WORK REQUIRED.
Can you extend the Week in Washington healthcare policy update past its last sentence, writing the next few paragraphs in the same style?

TEXT SECTION.
::::::
Week In Washington

Week in Washington is brought to you by Michael Cohen, PhD. Tune in each week to read the latest on healthcare policy and get a glimpse of what’s on the horizon.

Week in Washington: ACA Case Updates, New Regulations, and More

After a brief hiatus, Week in Washington is back. A few news updates from the past few weeks

 

Texas v. US:  The timing of the extremely important Texas v. US case (is the ACA constitutional case) that continues to change. The Supreme Court, on February 5, announced it would consider adding the Texas v. US case to the docket of cases to be heard this term. While still a long-shot, the fact that the Supreme Court will consider the issue, does raise the possibility that a ruling on the ACA could come this June. The Supreme Court will discuss the matter February 21.

On the Hill: A key House committee passed a surprise billing bill. There are multiple bills now in the House that will need to be merged before the entire House can vote on it. It does signal that there is still potential for surprise billing legislation this year (if it happens, it’s likely to happen in May).

2020 White House Budget: The White House released its 2021 Budget. The budget should be viewed as a wish list rather than actual policy. Within the budget the President calls for cuts over 10 years to Medicare, Medicaid, and the ACA. Overall, the budget calls for approximately $1 trillion in budget cuts to Medicaid and the ACA over ten years and $500 billion cuts to Medicare over the same timeframe.
::::::
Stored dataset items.
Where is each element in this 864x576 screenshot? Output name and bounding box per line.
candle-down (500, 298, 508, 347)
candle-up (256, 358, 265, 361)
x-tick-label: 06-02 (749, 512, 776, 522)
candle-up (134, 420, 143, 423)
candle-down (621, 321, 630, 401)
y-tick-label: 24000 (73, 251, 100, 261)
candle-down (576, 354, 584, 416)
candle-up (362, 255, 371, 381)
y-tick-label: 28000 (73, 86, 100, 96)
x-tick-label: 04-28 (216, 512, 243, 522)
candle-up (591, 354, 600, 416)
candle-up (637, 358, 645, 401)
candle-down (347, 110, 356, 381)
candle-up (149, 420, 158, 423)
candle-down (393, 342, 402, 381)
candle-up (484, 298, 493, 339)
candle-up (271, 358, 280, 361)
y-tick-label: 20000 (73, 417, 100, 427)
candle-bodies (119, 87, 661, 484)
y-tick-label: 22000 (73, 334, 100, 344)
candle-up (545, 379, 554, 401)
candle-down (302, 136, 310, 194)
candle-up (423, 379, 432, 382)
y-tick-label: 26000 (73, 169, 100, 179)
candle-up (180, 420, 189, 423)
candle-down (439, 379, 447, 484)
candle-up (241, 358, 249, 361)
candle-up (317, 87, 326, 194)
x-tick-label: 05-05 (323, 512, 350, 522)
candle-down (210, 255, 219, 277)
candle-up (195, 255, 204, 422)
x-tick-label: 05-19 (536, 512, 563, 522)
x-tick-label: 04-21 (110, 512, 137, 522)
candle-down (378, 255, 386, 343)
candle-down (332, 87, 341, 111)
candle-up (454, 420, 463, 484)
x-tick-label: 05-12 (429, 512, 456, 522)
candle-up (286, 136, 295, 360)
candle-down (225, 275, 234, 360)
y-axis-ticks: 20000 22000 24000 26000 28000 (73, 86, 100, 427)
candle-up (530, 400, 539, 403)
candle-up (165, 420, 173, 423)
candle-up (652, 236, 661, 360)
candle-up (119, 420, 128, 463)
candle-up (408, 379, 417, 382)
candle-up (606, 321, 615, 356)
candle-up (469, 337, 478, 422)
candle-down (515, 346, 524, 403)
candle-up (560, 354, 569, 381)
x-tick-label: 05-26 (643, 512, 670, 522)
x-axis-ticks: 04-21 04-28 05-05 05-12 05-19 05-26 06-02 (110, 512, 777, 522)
::::::
REPLY TO THE TASK.
Medicare: CMS released its 2021 Medicare Advantage Advance Rate Notice Part II and related memos. Wakely summarized the Notice and related guidance here.

ACA

  • ACA Payment Notice: CMS released its 2021 Notice of Benefit of Payment Parameters. Generally status quo with two main exceptions. CMS proposed removing or limiting APTC for enrollees who auto-enroll and their APTC covers the entire premiums as well as states reporting on state mandated benefits for purpose of ensuring that states are appropriately defraying state mandated benefit costs.  
  • Georgia 1332 Waiver: Georgia announced that it would submit a 1332 waiver but would hold off on pursuing Phase II of their initial waiver, which would have dramatically reshaped its individual market.  

Private Insurance: The Health Care Cost Institute (HCCI) released its annual trends in health care cost and utilization report. HCCI found that ESI spending grew 18.4% over the past five years, with 75% of that attributable to increase in prices.